### SECTION DE TEXTE ###

On lâche l'ancre dans la deuxième baie en remontant vers
l'est, sur deux mètres de sable blanc.
On est face à un rideau de végétation
constitué de mangrove et d'arbres assez hauts, qui abrite
un impressionnant peuplement d'oiseaux aux cris rauques et à
l'odeur ... entêtante.
Pas de doute, on est bien dans l'archipel de "Las Aves",
les oiseaux en espagnol.
Dans le ciel ainsi qu'à tous les étages de la mangrove,
c'est un incessant trafic, les volatiles vont et viennent d'un air
affairé, ou alors planent simplement en grandes arabesques
dans l'azur. Ils sont des milliers. Il faudra aller voir ça
de plus près demain, pour l'instant on se contente de les
observer aux jumelles. |
La mangrove abrite des milliers d'oiseaux |
Sous l'eau, une rapide plongée avec Romain et
Bastien nous révèle un récif décevant, bien
moins peuplé qu'aux Roques, avec des poissons plus craintifs. Il
faut dire que nous sommes juste à côté d'un campement
de pêcheurs... On ramène quand même une langouste,
petite mais suffisamment décente pour passer à la casserole.

###

_CONSIGNE ÉCRITE 1_
Reproduisez à l'identique le passage du récit du mouillage à Las Aves compris entre « On lâche l'ancre » et « oiseaux en espagnol. », bornes incluses.
_CONSIGNE ÉCRITE 2_
Poursuivez le récit du mouillage à Las Aves à la suite de sa dernière phrase.

### DONNÉES ###

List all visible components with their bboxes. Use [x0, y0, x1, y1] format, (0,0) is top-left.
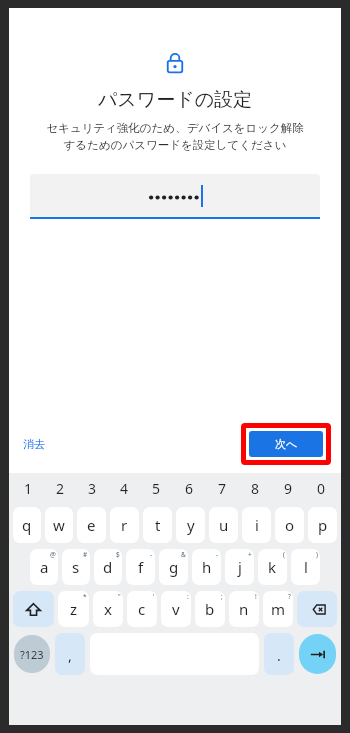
staticText: 3 [88, 479, 97, 498]
button[interactable]: i [242, 507, 271, 543]
staticText: o [285, 515, 295, 535]
staticText: : [187, 592, 189, 601]
staticText: i [255, 515, 259, 535]
staticText: 消去 [23, 437, 45, 451]
button[interactable]: z [58, 591, 89, 627]
staticText: c [138, 599, 146, 619]
button[interactable]: Enter [299, 634, 336, 674]
staticText: ?123 [20, 647, 44, 662]
button[interactable]: f [126, 549, 155, 585]
button[interactable]: p [308, 507, 337, 543]
staticText: 4 [120, 479, 129, 498]
staticText: e [87, 515, 96, 535]
button[interactable]: o [275, 507, 304, 543]
staticText: ( [283, 550, 285, 559]
button[interactable]: 5 [140, 473, 173, 504]
staticText: + [248, 550, 252, 559]
button[interactable]: v [161, 591, 191, 627]
staticText: w [53, 515, 65, 535]
button[interactable]: 9 [272, 473, 305, 504]
button[interactable]: 0 [305, 473, 338, 504]
button[interactable]: 7 [206, 473, 239, 504]
staticText: @ [50, 550, 56, 559]
staticText: k [268, 557, 277, 577]
staticText: 6 [185, 479, 194, 498]
staticText: # [83, 550, 88, 559]
button[interactable]: b [195, 591, 225, 627]
button[interactable]: q [13, 507, 41, 543]
button[interactable]: d [94, 549, 122, 585]
button[interactable]: 次へ [249, 431, 323, 457]
button[interactable]: k [258, 549, 287, 585]
button[interactable]: 3 [76, 473, 108, 504]
staticText: 次へ [275, 437, 298, 451]
staticText: x [104, 599, 112, 619]
staticText: 5 [152, 479, 161, 498]
button[interactable]: l [291, 549, 320, 585]
button[interactable]: y [176, 507, 205, 543]
staticText: ' [153, 592, 155, 601]
button[interactable]: 6 [173, 473, 206, 504]
staticText: ? [288, 592, 291, 601]
staticText: d [103, 557, 113, 577]
staticText: 9 [284, 479, 293, 498]
button[interactable]: , [55, 633, 85, 675]
button[interactable]: t [143, 507, 172, 543]
staticText: b [205, 599, 215, 619]
button[interactable]: x [93, 591, 123, 627]
button[interactable]: 8 [239, 473, 272, 504]
button[interactable]: w [45, 507, 73, 543]
staticText: 0 [317, 479, 326, 498]
staticText: h [202, 557, 212, 577]
staticText: 8 [251, 479, 260, 498]
staticText: p [318, 515, 328, 535]
staticText: - [150, 550, 153, 559]
button[interactable]: 2 [44, 473, 76, 504]
button[interactable]: j [225, 549, 254, 585]
button[interactable]: h [192, 549, 221, 585]
staticText: j [238, 557, 242, 577]
button[interactable]: g [159, 549, 188, 585]
staticText: , [68, 646, 72, 665]
staticText: z [70, 599, 78, 619]
button[interactable]: c [127, 591, 157, 627]
staticText: u [219, 515, 229, 535]
staticText: " [118, 592, 121, 601]
button[interactable]: . [264, 633, 294, 675]
staticText: v [172, 599, 180, 619]
button[interactable]: 4 [108, 473, 140, 504]
staticText: パスワードの設定 [9, 88, 341, 112]
staticText: - [216, 550, 219, 559]
button[interactable]: u [209, 507, 238, 543]
staticText: ) [316, 550, 318, 559]
button[interactable]: a [30, 549, 58, 585]
button[interactable]: n [229, 591, 259, 627]
staticText: ! [255, 592, 257, 601]
button[interactable]: ?123 [14, 635, 50, 673]
button[interactable]: 消去 [9, 429, 57, 459]
button[interactable]: e [77, 507, 106, 543]
staticText: 2 [56, 479, 65, 498]
staticText: t [155, 515, 161, 535]
button[interactable]: r [110, 507, 139, 543]
staticText: a [40, 557, 49, 577]
staticText: セキュリティ強化のため、デバイスをロック解除 するためのパスワードを設定してくだ… [19, 121, 331, 152]
staticText: 7 [218, 479, 227, 498]
button[interactable]: Backspace [297, 591, 337, 627]
button[interactable]: m [263, 591, 293, 627]
staticText: 1 [24, 479, 33, 498]
button[interactable]: Shift [13, 591, 54, 627]
staticText: r [121, 515, 128, 535]
staticText: q [22, 515, 32, 535]
staticText: . [277, 646, 281, 665]
staticText: $ [116, 550, 120, 559]
button[interactable] [30, 174, 320, 217]
staticText: * [83, 592, 87, 601]
staticText: l [304, 557, 308, 577]
staticText: s [72, 557, 80, 577]
button[interactable]: s [62, 549, 90, 585]
button[interactable]: 1 [12, 473, 44, 504]
staticText: g [169, 557, 179, 577]
staticText: ; [221, 592, 223, 601]
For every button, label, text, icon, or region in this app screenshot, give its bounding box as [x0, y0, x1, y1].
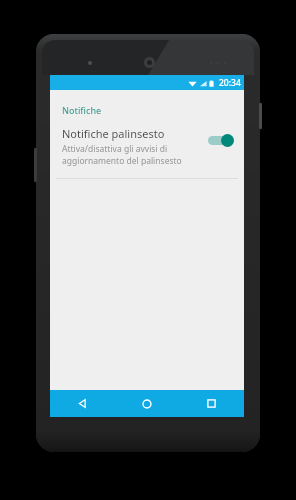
button[interactable]: Back [50, 390, 114, 417]
staticText: Notifiche palinsesto [62, 126, 165, 141]
button[interactable]: Notifiche palinsesto [50, 118, 244, 173]
button[interactable]: Recent apps [179, 390, 244, 417]
staticText: Attiva/disattiva gli avvisi di [62, 143, 168, 155]
button[interactable]: Home [114, 390, 179, 417]
staticText: 20:34 [219, 77, 241, 89]
staticText: aggiornamento del palinsesto [62, 155, 182, 167]
staticText: Notifiche [62, 104, 102, 116]
button[interactable]: Notifiche palinsesto toggle [206, 132, 234, 148]
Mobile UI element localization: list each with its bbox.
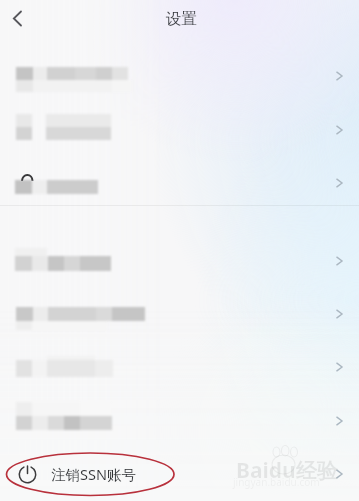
button[interactable] [0, 235, 359, 288]
button[interactable] [0, 157, 359, 210]
button[interactable] [0, 288, 359, 341]
button[interactable] [0, 104, 359, 157]
staticText: 注销SSN账号 [51, 464, 136, 484]
button[interactable] [0, 50, 359, 103]
staticText: 设置 [166, 9, 197, 29]
staticText: Baidu经验 [236, 456, 338, 485]
button[interactable]: Back [0, 0, 44, 40]
button[interactable] [0, 395, 359, 448]
button[interactable] [0, 341, 359, 394]
button[interactable] [0, 448, 359, 496]
staticText: jingyan.baidu.com [233, 475, 320, 489]
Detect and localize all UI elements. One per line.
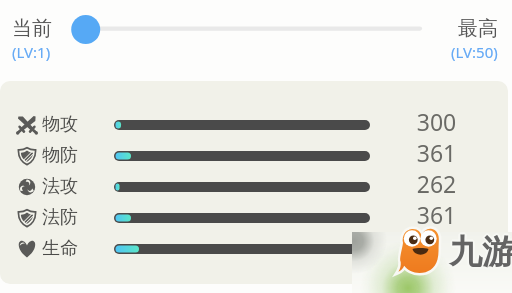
staticText: 九游 — [449, 229, 512, 271]
button[interactable]: 当前 — [12, 16, 52, 62]
staticText: 生命 — [42, 237, 78, 260]
staticText: 物防 — [42, 144, 78, 167]
staticText: 九游 — [448, 231, 512, 273]
staticText: 九游 — [450, 231, 512, 273]
staticText: 九游 — [450, 232, 512, 274]
staticText: 999 — [402, 230, 471, 260]
button[interactable]: 最高 — [432, 16, 498, 62]
staticText: 九游 — [449, 233, 512, 275]
staticText: 九游 — [448, 230, 512, 272]
staticText: 九游 — [449, 231, 512, 273]
staticText: 361 — [402, 137, 471, 167]
staticText: (LV:1) — [12, 42, 51, 62]
staticText: 九游 — [449, 232, 512, 274]
staticText: 物攻 — [42, 113, 78, 136]
button[interactable]: 物攻 — [0, 110, 508, 140]
staticText: 当前 — [12, 16, 52, 41]
button[interactable]: 物防 — [0, 141, 508, 171]
staticText: 九游 — [450, 230, 512, 272]
staticText: 九游 — [451, 231, 512, 273]
staticText: 法防 — [42, 206, 78, 229]
button[interactable]: 法攻 — [0, 172, 508, 202]
staticText: 法攻 — [42, 175, 78, 198]
staticText: 361 — [402, 199, 471, 229]
staticText: 九游 — [448, 232, 512, 274]
staticText: 最高 — [458, 16, 498, 41]
staticText: 九游 — [447, 231, 512, 273]
button[interactable]: 法防 — [0, 203, 508, 233]
staticText: (LV:50) — [451, 42, 498, 62]
staticText: 300 — [402, 106, 471, 136]
staticText: 九游 — [449, 230, 512, 272]
button[interactable]: 生命 — [0, 234, 508, 264]
staticText: 262 — [402, 168, 471, 198]
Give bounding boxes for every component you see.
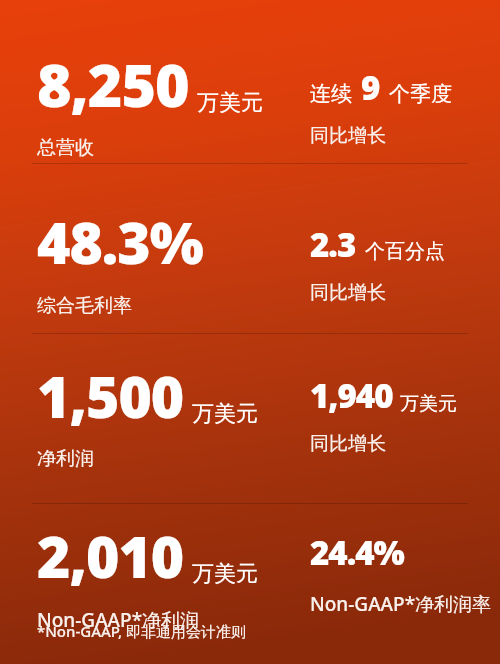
button[interactable]: 2,010 [37,517,258,633]
button[interactable]: 8,250 [37,44,263,160]
staticText: 总营收 [37,136,94,160]
staticText: 9 [361,65,380,110]
staticText: 2.3 [310,222,356,267]
button[interactable]: 24.4% [310,530,492,617]
staticText: 综合毛利率 [37,294,132,318]
staticText: 万美元 [197,89,263,117]
staticText: 同比增长 [310,124,386,148]
staticText: Non-GAAP*净利润 [37,607,200,633]
staticText: 个季度 [389,81,452,107]
staticText: 万美元 [192,400,258,428]
staticText: 24.4% [310,530,404,575]
staticText: Non-GAAP*净利润率 [310,591,492,617]
staticText: 2,010 [37,517,184,595]
staticText: 1,500 [37,357,184,435]
staticText: 1,940 [310,373,393,418]
staticText: 净利润 [37,447,94,471]
button[interactable]: 1,940 [310,373,457,456]
staticText: 8,250 [37,44,189,124]
staticText: 万美元 [400,392,457,416]
staticText: 连续 [310,81,352,107]
staticText: 同比增长 [310,432,386,456]
staticText: *Non-GAAP, 即非通用会计准则 [37,621,246,641]
button[interactable]: 2.3 [310,222,445,305]
staticText: 48.3% [37,203,203,281]
staticText: 同比增长 [310,281,386,305]
button[interactable]: 48.3% [37,203,203,318]
button[interactable]: 1,500 [37,357,258,471]
staticText: 个百分点 [365,239,445,264]
staticText: 万美元 [192,560,258,588]
button[interactable]: 连续 [310,65,452,148]
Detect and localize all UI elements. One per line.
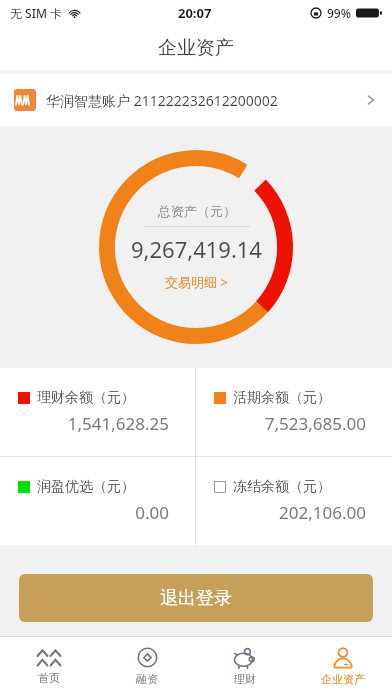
staticText: 202,106.00 — [214, 501, 366, 524]
button[interactable]: 交易明细 > — [165, 273, 228, 291]
staticText: 企业资产 — [321, 672, 365, 686]
staticText: 融资 — [136, 672, 158, 686]
staticText: 企业资产 — [158, 36, 234, 60]
staticText: 润盈优选（元） — [37, 478, 135, 496]
staticText: 总资产（元） — [158, 203, 236, 219]
staticText: 20:07 — [178, 4, 212, 22]
staticText: 华润智慧账户 211222232612200002 — [46, 91, 278, 110]
button[interactable]: 冻结余额（元） — [196, 457, 392, 545]
button[interactable]: 华润智慧账户 211222232612200002 — [0, 74, 392, 126]
staticText: 7,523,685.00 — [214, 412, 366, 435]
button[interactable]: 融资 — [98, 637, 196, 696]
button[interactable]: 理财 — [196, 637, 294, 696]
button[interactable]: 企业资产 — [294, 637, 392, 696]
staticText: 首页 — [38, 671, 60, 685]
staticText: 无 SIM 卡 — [10, 5, 63, 21]
button[interactable]: 润盈优选（元） — [0, 457, 195, 545]
staticText: 1,541,628.25 — [18, 412, 169, 435]
button[interactable]: 理财余额（元） — [0, 368, 195, 456]
button[interactable]: 退出登录 — [19, 574, 373, 622]
staticText: 0.00 — [18, 501, 169, 524]
button[interactable]: 活期余额（元） — [196, 368, 392, 456]
button[interactable]: 首页 — [0, 637, 98, 696]
staticText: 99% — [327, 5, 351, 21]
staticText: 活期余额（元） — [233, 389, 331, 407]
staticText: 9,267,419.14 — [131, 234, 262, 264]
staticText: 交易明细 > — [165, 273, 228, 291]
staticText: 理财 — [234, 672, 256, 686]
staticText: 退出登录 — [160, 587, 232, 610]
staticText: 理财余额（元） — [37, 389, 135, 407]
staticText: 冻结余额（元） — [233, 478, 331, 496]
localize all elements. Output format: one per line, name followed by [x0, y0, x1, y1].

###

_RÉPONSE ÉCRITE 1_
On lâche l'ancre dans la deuxième baie en remontant vers
l'est, sur deux mètres de sable blanc.
On est face à un rideau de végétation
constitué de mangrove et d'arbres assez hauts, qui abrite
un impressionnant peuplement d'oiseaux aux cris rauques et à
l'odeur ... entêtante.
Pas de doute, on est bien dans l'archipel de "Las Aves",
les oiseaux en espagnol.

_RÉPONSE ÉCRITE 2_
25 mai, Las Aves de Barlovento,
Isla Sur, deuxième baie
Ce matin, nous explorons la mangrove en annexe, avec appareil photo et
caméscope, les ornithologues à l'action! On s'approche doucement
des arbres pour ne pas effrayer les oiseaux d'abord au moteur, puis à
la rame. Ensuite, en s'accrochant aux branches à côté
des nids, on peut les admirer de très près, à quelques
mètres, en silence. Ce sont tous des "red-footed boobies",
des fous à pieds rouges. Effectivement, leurs pattes sont terminées
par de jolies palmes souples, de couleur rouge vif, dont ils se servent
aussi bien pour nager que pour s'agripper aux branches de leur habitat.
Il y a des jeunes en duvet blanc, à l'air un peu ahuri, encore
coincés au nid car ils ne savent pas voler.
Leurs aînés sont tout gris et volent, parfois maladroitement,
avec des difficultés à se mouvoir dans le fouillis des branchages
entrelacés. Leur bec prend une belle teinte bleu pâle, très
assortie au gris de leur plumage.
Les adultes sont blanc et noir, volent et planent majestueusement, parfois
au-dessus de la cime des arbres, parfois en piqué et au ras de
l'eau. Ils plongent aussi pour pêcher du poisson et nourrir leurs
petits.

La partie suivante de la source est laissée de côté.